The problem
In the material below, how many lines contain the word "ylabel"? The reply must be that number alone.

Dataset records
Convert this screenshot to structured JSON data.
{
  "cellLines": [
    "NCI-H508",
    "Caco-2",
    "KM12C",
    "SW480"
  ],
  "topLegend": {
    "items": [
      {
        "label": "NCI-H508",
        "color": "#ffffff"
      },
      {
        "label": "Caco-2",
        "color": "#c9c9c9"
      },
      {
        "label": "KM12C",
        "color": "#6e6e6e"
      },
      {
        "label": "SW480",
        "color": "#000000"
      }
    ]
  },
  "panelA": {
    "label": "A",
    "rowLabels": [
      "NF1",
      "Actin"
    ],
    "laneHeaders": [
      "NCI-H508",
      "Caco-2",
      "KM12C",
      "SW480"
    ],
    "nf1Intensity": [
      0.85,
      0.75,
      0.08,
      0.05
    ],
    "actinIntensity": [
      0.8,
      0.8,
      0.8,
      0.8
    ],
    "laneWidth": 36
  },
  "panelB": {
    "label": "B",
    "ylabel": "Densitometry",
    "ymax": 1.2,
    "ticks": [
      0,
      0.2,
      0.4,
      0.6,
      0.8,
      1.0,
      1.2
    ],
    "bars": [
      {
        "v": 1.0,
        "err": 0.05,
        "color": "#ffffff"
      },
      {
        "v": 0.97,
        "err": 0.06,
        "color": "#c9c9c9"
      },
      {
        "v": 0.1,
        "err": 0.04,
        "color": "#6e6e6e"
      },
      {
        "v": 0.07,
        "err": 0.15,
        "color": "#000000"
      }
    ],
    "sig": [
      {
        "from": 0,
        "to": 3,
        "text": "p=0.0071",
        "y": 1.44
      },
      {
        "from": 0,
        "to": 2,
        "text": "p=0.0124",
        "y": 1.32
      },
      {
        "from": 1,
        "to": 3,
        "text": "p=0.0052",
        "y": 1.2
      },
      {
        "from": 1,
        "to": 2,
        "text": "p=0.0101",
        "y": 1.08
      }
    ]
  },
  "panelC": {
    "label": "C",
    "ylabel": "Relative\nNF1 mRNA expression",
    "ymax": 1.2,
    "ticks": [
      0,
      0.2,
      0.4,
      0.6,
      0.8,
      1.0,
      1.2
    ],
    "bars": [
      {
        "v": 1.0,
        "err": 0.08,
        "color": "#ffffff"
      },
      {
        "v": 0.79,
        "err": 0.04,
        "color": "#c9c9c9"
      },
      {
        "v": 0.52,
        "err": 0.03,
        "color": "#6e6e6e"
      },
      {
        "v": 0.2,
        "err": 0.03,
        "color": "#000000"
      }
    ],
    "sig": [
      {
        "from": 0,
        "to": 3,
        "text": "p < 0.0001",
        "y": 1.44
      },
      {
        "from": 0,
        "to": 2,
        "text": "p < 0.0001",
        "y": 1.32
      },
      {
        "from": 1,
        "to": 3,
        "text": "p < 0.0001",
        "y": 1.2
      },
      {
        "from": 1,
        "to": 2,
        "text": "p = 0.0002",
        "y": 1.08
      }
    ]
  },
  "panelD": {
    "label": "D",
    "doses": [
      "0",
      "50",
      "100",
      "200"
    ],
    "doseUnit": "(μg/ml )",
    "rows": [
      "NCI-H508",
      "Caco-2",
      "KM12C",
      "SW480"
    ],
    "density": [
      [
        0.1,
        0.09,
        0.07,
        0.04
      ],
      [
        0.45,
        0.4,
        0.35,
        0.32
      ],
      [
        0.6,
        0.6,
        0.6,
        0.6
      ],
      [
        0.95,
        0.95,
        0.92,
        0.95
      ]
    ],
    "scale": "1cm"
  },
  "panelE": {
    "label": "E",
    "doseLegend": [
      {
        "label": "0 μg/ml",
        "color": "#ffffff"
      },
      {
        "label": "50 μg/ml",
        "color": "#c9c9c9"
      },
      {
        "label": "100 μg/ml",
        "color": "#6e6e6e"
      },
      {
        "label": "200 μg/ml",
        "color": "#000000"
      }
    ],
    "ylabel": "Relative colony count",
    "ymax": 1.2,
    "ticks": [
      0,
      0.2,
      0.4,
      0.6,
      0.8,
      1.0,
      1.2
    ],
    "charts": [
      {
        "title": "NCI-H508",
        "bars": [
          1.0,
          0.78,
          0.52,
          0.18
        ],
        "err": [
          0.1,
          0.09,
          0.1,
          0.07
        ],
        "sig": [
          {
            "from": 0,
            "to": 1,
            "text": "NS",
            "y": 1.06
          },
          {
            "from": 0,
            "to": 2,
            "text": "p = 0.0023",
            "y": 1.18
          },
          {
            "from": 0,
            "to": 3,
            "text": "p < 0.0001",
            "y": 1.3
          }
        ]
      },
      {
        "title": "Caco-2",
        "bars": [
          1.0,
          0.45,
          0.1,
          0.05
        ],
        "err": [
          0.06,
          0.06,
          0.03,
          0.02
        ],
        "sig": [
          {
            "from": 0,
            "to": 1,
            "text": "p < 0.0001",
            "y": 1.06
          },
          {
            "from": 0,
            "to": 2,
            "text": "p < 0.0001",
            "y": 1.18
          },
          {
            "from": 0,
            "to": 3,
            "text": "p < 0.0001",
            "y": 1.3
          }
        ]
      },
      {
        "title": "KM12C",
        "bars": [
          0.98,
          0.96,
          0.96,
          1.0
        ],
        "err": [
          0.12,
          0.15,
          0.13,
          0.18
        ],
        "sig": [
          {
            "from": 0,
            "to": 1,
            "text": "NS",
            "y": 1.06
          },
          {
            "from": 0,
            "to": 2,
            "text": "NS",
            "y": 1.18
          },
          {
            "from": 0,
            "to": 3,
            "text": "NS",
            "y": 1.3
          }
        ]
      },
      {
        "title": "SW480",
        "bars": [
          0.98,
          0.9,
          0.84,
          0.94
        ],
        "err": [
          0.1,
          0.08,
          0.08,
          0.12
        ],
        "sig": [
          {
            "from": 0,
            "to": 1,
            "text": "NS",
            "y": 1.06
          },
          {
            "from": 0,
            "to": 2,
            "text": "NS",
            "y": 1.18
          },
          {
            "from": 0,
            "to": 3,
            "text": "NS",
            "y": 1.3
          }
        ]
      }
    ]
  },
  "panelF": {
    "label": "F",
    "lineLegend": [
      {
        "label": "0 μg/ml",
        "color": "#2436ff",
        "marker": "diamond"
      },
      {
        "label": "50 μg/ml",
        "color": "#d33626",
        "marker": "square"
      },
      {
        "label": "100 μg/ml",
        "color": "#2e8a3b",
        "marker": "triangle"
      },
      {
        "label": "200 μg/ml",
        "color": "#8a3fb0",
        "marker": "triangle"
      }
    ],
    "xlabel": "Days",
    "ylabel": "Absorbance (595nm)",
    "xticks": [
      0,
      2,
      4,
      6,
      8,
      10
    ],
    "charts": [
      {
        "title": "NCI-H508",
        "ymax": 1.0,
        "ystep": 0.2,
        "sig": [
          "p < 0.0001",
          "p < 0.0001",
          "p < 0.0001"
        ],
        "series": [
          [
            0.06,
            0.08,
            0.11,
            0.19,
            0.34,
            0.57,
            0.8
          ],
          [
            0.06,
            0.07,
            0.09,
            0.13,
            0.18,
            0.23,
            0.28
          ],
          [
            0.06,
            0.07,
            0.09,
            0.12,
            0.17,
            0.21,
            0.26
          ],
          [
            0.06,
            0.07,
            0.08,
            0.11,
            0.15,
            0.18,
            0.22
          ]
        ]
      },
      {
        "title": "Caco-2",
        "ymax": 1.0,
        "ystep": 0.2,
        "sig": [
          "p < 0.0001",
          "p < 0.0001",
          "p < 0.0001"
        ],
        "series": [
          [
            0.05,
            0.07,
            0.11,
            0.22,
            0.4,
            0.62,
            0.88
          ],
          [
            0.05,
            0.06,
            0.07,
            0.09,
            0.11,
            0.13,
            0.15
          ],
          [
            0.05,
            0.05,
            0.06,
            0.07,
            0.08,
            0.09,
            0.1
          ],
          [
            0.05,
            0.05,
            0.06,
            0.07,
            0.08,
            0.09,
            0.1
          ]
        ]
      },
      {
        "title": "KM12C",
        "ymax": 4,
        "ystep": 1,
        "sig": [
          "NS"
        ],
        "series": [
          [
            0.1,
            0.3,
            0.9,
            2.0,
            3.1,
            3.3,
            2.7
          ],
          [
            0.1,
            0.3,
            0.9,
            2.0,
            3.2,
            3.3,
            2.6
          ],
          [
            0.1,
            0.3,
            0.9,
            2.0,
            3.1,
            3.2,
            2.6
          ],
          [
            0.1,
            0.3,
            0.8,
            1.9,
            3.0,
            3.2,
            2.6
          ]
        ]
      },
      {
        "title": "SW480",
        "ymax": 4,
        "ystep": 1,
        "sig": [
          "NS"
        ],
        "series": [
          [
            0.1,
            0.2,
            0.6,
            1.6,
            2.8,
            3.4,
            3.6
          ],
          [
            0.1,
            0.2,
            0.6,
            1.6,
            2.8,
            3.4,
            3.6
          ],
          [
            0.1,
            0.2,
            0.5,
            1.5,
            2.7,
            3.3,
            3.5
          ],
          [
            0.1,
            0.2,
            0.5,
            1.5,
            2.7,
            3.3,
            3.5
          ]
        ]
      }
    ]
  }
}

Solution below
4